— start Input rows —

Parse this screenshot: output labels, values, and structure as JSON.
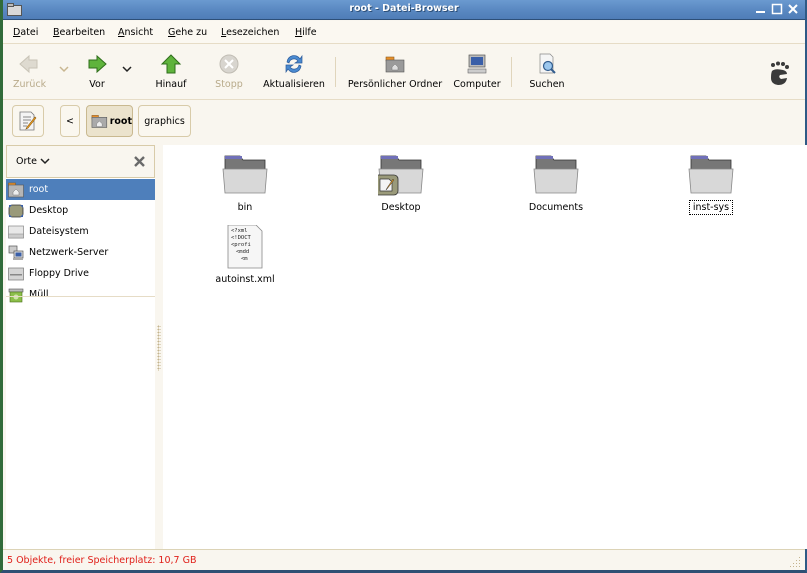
{
  "window": {
    "title": "root - Datei-Browser",
    "controls": {
      "minimize": "minimize",
      "maximize": "maximize",
      "close": "close"
    }
  },
  "menubar": {
    "items": [
      {
        "label": "Datei",
        "mnemonic": "D"
      },
      {
        "label": "Bearbeiten",
        "mnemonic": "B"
      },
      {
        "label": "Ansicht",
        "mnemonic": "A"
      },
      {
        "label": "Gehe zu",
        "mnemonic": "G"
      },
      {
        "label": "Lesezeichen",
        "mnemonic": "L"
      },
      {
        "label": "Hilfe",
        "mnemonic": "H"
      }
    ]
  },
  "toolbar": {
    "back": {
      "label": "Zurück",
      "icon": "arrow-left-icon",
      "enabled": false
    },
    "forward": {
      "label": "Vor",
      "icon": "arrow-right-icon",
      "enabled": true
    },
    "up": {
      "label": "Hinauf",
      "icon": "arrow-up-icon",
      "enabled": true
    },
    "stop": {
      "label": "Stopp",
      "icon": "stop-icon",
      "enabled": false
    },
    "reload": {
      "label": "Aktualisieren",
      "icon": "reload-icon",
      "enabled": true
    },
    "home": {
      "label": "Persönlicher Ordner",
      "icon": "home-folder-icon",
      "enabled": true
    },
    "computer": {
      "label": "Computer",
      "icon": "computer-icon",
      "enabled": true
    },
    "search": {
      "label": "Suchen",
      "icon": "search-icon",
      "enabled": true
    },
    "logo": "gnome-foot-icon"
  },
  "pathbar": {
    "edit_toggle_icon": "edit-location-icon",
    "scroll_left": "<",
    "crumbs": [
      {
        "label": "root",
        "active": true,
        "icon": "home-folder-icon"
      },
      {
        "label": "graphics",
        "active": false
      }
    ]
  },
  "sidebar": {
    "header": {
      "label": "Orte",
      "close_icon": "close-icon"
    },
    "items": [
      {
        "label": "root",
        "icon": "home-folder-icon",
        "selected": true
      },
      {
        "label": "Desktop",
        "icon": "desktop-icon",
        "selected": false
      },
      {
        "label": "Dateisystem",
        "icon": "harddisk-icon",
        "selected": false
      },
      {
        "label": "Netzwerk-Server",
        "icon": "network-icon",
        "selected": false
      },
      {
        "label": "Floppy Drive",
        "icon": "floppy-icon",
        "selected": false
      },
      {
        "label": "Müll",
        "icon": "trash-icon",
        "selected": false
      }
    ]
  },
  "files": [
    {
      "name": "bin",
      "type": "folder",
      "focused": false
    },
    {
      "name": "Desktop",
      "type": "folder",
      "emblem": "desktop-emblem",
      "focused": false
    },
    {
      "name": "Documents",
      "type": "folder",
      "focused": false
    },
    {
      "name": "inst-sys",
      "type": "folder",
      "focused": true
    },
    {
      "name": "autoinst.xml",
      "type": "xml",
      "preview": [
        "<?xml",
        "<!DOCT",
        "<profi",
        "<mdd",
        "<m"
      ],
      "focused": false
    }
  ],
  "statusbar": {
    "text": "5 Objekte, freier Speicherplatz: 10,7 GB"
  },
  "colors": {
    "titlebar": "#5a89c2",
    "selection": "#4e7fbb",
    "status_text": "#e0201a",
    "background": "#f9f6ef"
  }
}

— end Input rows —

Set exercise —
Reproduce the entries exactly. Do not carry over any picture.

Problem solution —
Parse this screenshot: output labels, values, and structure as JSON.
{
  "window": {
    "title": "root - Datei-Browser",
    "controls": {
      "minimize": "minimize",
      "maximize": "maximize",
      "close": "close"
    }
  },
  "menubar": {
    "items": [
      {
        "label": "Datei",
        "mnemonic": "D"
      },
      {
        "label": "Bearbeiten",
        "mnemonic": "B"
      },
      {
        "label": "Ansicht",
        "mnemonic": "A"
      },
      {
        "label": "Gehe zu",
        "mnemonic": "G"
      },
      {
        "label": "Lesezeichen",
        "mnemonic": "L"
      },
      {
        "label": "Hilfe",
        "mnemonic": "H"
      }
    ]
  },
  "toolbar": {
    "back": {
      "label": "Zurück",
      "icon": "arrow-left-icon",
      "enabled": false
    },
    "forward": {
      "label": "Vor",
      "icon": "arrow-right-icon",
      "enabled": true
    },
    "up": {
      "label": "Hinauf",
      "icon": "arrow-up-icon",
      "enabled": true
    },
    "stop": {
      "label": "Stopp",
      "icon": "stop-icon",
      "enabled": false
    },
    "reload": {
      "label": "Aktualisieren",
      "icon": "reload-icon",
      "enabled": true
    },
    "home": {
      "label": "Persönlicher Ordner",
      "icon": "home-folder-icon",
      "enabled": true
    },
    "computer": {
      "label": "Computer",
      "icon": "computer-icon",
      "enabled": true
    },
    "search": {
      "label": "Suchen",
      "icon": "search-icon",
      "enabled": true
    },
    "logo": "gnome-foot-icon"
  },
  "pathbar": {
    "edit_toggle_icon": "edit-location-icon",
    "scroll_left": "<",
    "crumbs": [
      {
        "label": "root",
        "active": true,
        "icon": "home-folder-icon"
      },
      {
        "label": "graphics",
        "active": false
      }
    ]
  },
  "sidebar": {
    "header": {
      "label": "Orte",
      "close_icon": "close-icon"
    },
    "items": [
      {
        "label": "root",
        "icon": "home-folder-icon",
        "selected": true
      },
      {
        "label": "Desktop",
        "icon": "desktop-icon",
        "selected": false
      },
      {
        "label": "Dateisystem",
        "icon": "harddisk-icon",
        "selected": false
      },
      {
        "label": "Netzwerk-Server",
        "icon": "network-icon",
        "selected": false
      },
      {
        "label": "Floppy Drive",
        "icon": "floppy-icon",
        "selected": false
      },
      {
        "label": "Müll",
        "icon": "trash-icon",
        "selected": false
      }
    ]
  },
  "files": [
    {
      "name": "bin",
      "type": "folder",
      "focused": false
    },
    {
      "name": "Desktop",
      "type": "folder",
      "emblem": "desktop-emblem",
      "focused": false
    },
    {
      "name": "Documents",
      "type": "folder",
      "focused": false
    },
    {
      "name": "inst-sys",
      "type": "folder",
      "focused": true
    },
    {
      "name": "autoinst.xml",
      "type": "xml",
      "preview": [
        "<?xml",
        "<!DOCT",
        "<profi",
        "<mdd",
        "<m"
      ],
      "focused": false
    }
  ],
  "statusbar": {
    "text": "5 Objekte, freier Speicherplatz: 10,7 GB"
  },
  "colors": {
    "titlebar": "#5a89c2",
    "selection": "#4e7fbb",
    "status_text": "#e0201a",
    "background": "#f9f6ef"
  }
}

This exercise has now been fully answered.